§ **Given problem**
Reproduce the records below in full and exactly, without their images.
::: Record extracts :::
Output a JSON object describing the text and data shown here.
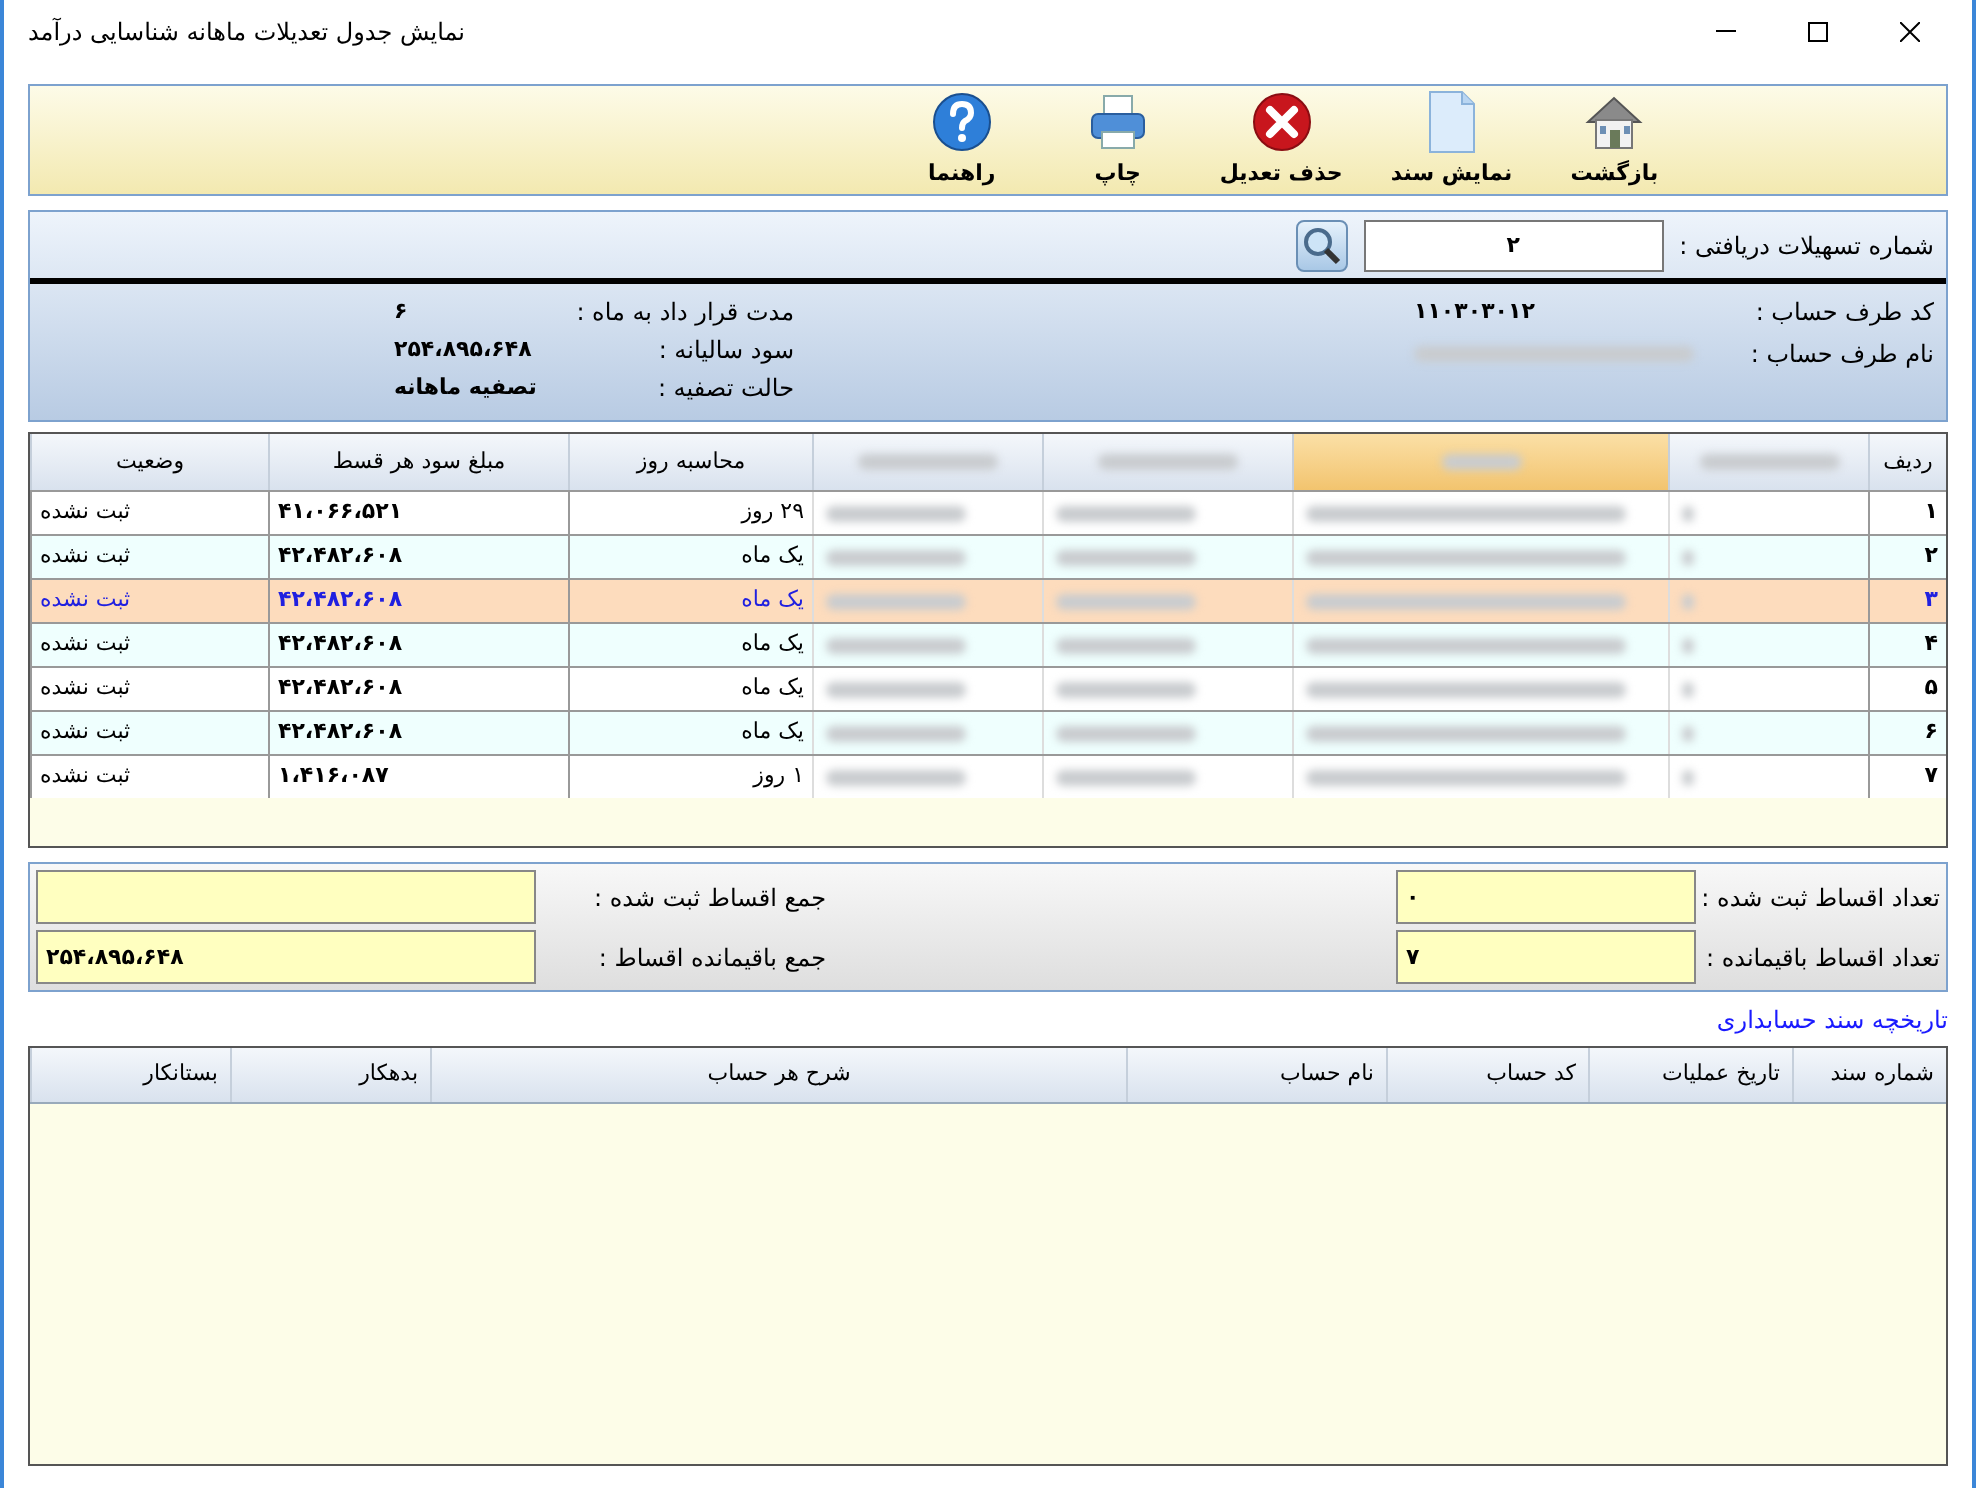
{
  "window": {
    "title": "نمایش جدول تعدیلات ماهانه شناسایی درآمد"
  },
  "toolbar": [
    {
      "kind": "home",
      "label": "بازگشت"
    },
    {
      "kind": "document",
      "label": "نمایش سند"
    },
    {
      "kind": "delete",
      "label": "حذف تعدیل"
    },
    {
      "kind": "print",
      "label": "چاپ"
    },
    {
      "kind": "help",
      "label": "راهنما"
    }
  ],
  "search": {
    "label": "شماره تسهیلات دریافتی :",
    "value": "۲"
  },
  "info_right": [
    {
      "label": "کد طرف حساب :",
      "value": "۱۱۰۳۰۳۰۱۲",
      "kind": "text"
    },
    {
      "label": "نام طرف حساب :",
      "kind": "blurred"
    }
  ],
  "info_left": [
    {
      "label": "مدت قرار داد به ماه :",
      "value": "۶"
    },
    {
      "label": "سود سالیانه :",
      "value": "۲۵۴،۸۹۵،۶۴۸"
    },
    {
      "label": "حالت تصفیه :",
      "value": "تصفیه ماهانه"
    }
  ],
  "table": {
    "columns": [
      {
        "kind": "row_no",
        "label": "ردیف",
        "selected": false
      },
      {
        "kind": "blurred",
        "selected": false
      },
      {
        "kind": "blurred",
        "selected": true
      },
      {
        "kind": "blurred",
        "selected": false
      },
      {
        "kind": "blurred",
        "selected": false
      },
      {
        "kind": "days",
        "label": "محاسبه روز",
        "selected": false
      },
      {
        "kind": "amount",
        "label": "مبلغ سود هر قسط",
        "selected": false
      },
      {
        "kind": "status",
        "label": "وضعیت",
        "selected": false
      }
    ],
    "rows": [
      {
        "row_no": "۱",
        "days": "۲۹ روز",
        "amount": "۴۱،۰۶۶،۵۲۱",
        "status": "ثبت نشده",
        "selected": false
      },
      {
        "row_no": "۲",
        "days": "یک ماه",
        "amount": "۴۲،۴۸۲،۶۰۸",
        "status": "ثبت نشده",
        "selected": false
      },
      {
        "row_no": "۳",
        "days": "یک ماه",
        "amount": "۴۲،۴۸۲،۶۰۸",
        "status": "ثبت نشده",
        "selected": true
      },
      {
        "row_no": "۴",
        "days": "یک ماه",
        "amount": "۴۲،۴۸۲،۶۰۸",
        "status": "ثبت نشده",
        "selected": false
      },
      {
        "row_no": "۵",
        "days": "یک ماه",
        "amount": "۴۲،۴۸۲،۶۰۸",
        "status": "ثبت نشده",
        "selected": false
      },
      {
        "row_no": "۶",
        "days": "یک ماه",
        "amount": "۴۲،۴۸۲،۶۰۸",
        "status": "ثبت نشده",
        "selected": false
      },
      {
        "row_no": "۷",
        "days": "۱ روز",
        "amount": "۱،۴۱۶،۰۸۷",
        "status": "ثبت نشده",
        "selected": false
      }
    ]
  },
  "totals": {
    "right": [
      {
        "label": "تعداد اقساط ثبت شده :",
        "value": "۰"
      },
      {
        "label": "تعداد اقساط باقیمانده :",
        "value": "۷"
      }
    ],
    "left": [
      {
        "label": "جمع اقساط ثبت شده :"
      },
      {
        "label": "جمع باقیمانده اقساط :",
        "value": "۲۵۴،۸۹۵،۶۴۸"
      }
    ]
  },
  "history_link": "تاریخچه سند حسابداری",
  "history_table": {
    "columns": [
      "شماره سند",
      "تاریخ عملیات",
      "کد حساب",
      "نام حساب",
      "شرح هر حساب",
      "بدهکار",
      "بستانکار"
    ]
  }
}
:::
§ **Output**
Output a JSON object describing the text and data shown here.
{
  "window": {
    "title": "نمایش جدول تعدیلات ماهانه شناسایی درآمد"
  },
  "toolbar": [
    {
      "kind": "home",
      "label": "بازگشت"
    },
    {
      "kind": "document",
      "label": "نمایش سند"
    },
    {
      "kind": "delete",
      "label": "حذف تعدیل"
    },
    {
      "kind": "print",
      "label": "چاپ"
    },
    {
      "kind": "help",
      "label": "راهنما"
    }
  ],
  "search": {
    "label": "شماره تسهیلات دریافتی :",
    "value": "۲"
  },
  "info_right": [
    {
      "label": "کد طرف حساب :",
      "value": "۱۱۰۳۰۳۰۱۲",
      "kind": "text"
    },
    {
      "label": "نام طرف حساب :",
      "kind": "blurred"
    }
  ],
  "info_left": [
    {
      "label": "مدت قرار داد به ماه :",
      "value": "۶"
    },
    {
      "label": "سود سالیانه :",
      "value": "۲۵۴،۸۹۵،۶۴۸"
    },
    {
      "label": "حالت تصفیه :",
      "value": "تصفیه ماهانه"
    }
  ],
  "table": {
    "columns": [
      {
        "kind": "row_no",
        "label": "ردیف",
        "selected": false
      },
      {
        "kind": "blurred",
        "selected": false
      },
      {
        "kind": "blurred",
        "selected": true
      },
      {
        "kind": "blurred",
        "selected": false
      },
      {
        "kind": "blurred",
        "selected": false
      },
      {
        "kind": "days",
        "label": "محاسبه روز",
        "selected": false
      },
      {
        "kind": "amount",
        "label": "مبلغ سود هر قسط",
        "selected": false
      },
      {
        "kind": "status",
        "label": "وضعیت",
        "selected": false
      }
    ],
    "rows": [
      {
        "row_no": "۱",
        "days": "۲۹ روز",
        "amount": "۴۱،۰۶۶،۵۲۱",
        "status": "ثبت نشده",
        "selected": false
      },
      {
        "row_no": "۲",
        "days": "یک ماه",
        "amount": "۴۲،۴۸۲،۶۰۸",
        "status": "ثبت نشده",
        "selected": false
      },
      {
        "row_no": "۳",
        "days": "یک ماه",
        "amount": "۴۲،۴۸۲،۶۰۸",
        "status": "ثبت نشده",
        "selected": true
      },
      {
        "row_no": "۴",
        "days": "یک ماه",
        "amount": "۴۲،۴۸۲،۶۰۸",
        "status": "ثبت نشده",
        "selected": false
      },
      {
        "row_no": "۵",
        "days": "یک ماه",
        "amount": "۴۲،۴۸۲،۶۰۸",
        "status": "ثبت نشده",
        "selected": false
      },
      {
        "row_no": "۶",
        "days": "یک ماه",
        "amount": "۴۲،۴۸۲،۶۰۸",
        "status": "ثبت نشده",
        "selected": false
      },
      {
        "row_no": "۷",
        "days": "۱ روز",
        "amount": "۱،۴۱۶،۰۸۷",
        "status": "ثبت نشده",
        "selected": false
      }
    ]
  },
  "totals": {
    "right": [
      {
        "label": "تعداد اقساط ثبت شده :",
        "value": "۰"
      },
      {
        "label": "تعداد اقساط باقیمانده :",
        "value": "۷"
      }
    ],
    "left": [
      {
        "label": "جمع اقساط ثبت شده :"
      },
      {
        "label": "جمع باقیمانده اقساط :",
        "value": "۲۵۴،۸۹۵،۶۴۸"
      }
    ]
  },
  "history_link": "تاریخچه سند حسابداری",
  "history_table": {
    "columns": [
      "شماره سند",
      "تاریخ عملیات",
      "کد حساب",
      "نام حساب",
      "شرح هر حساب",
      "بدهکار",
      "بستانکار"
    ]
  }
}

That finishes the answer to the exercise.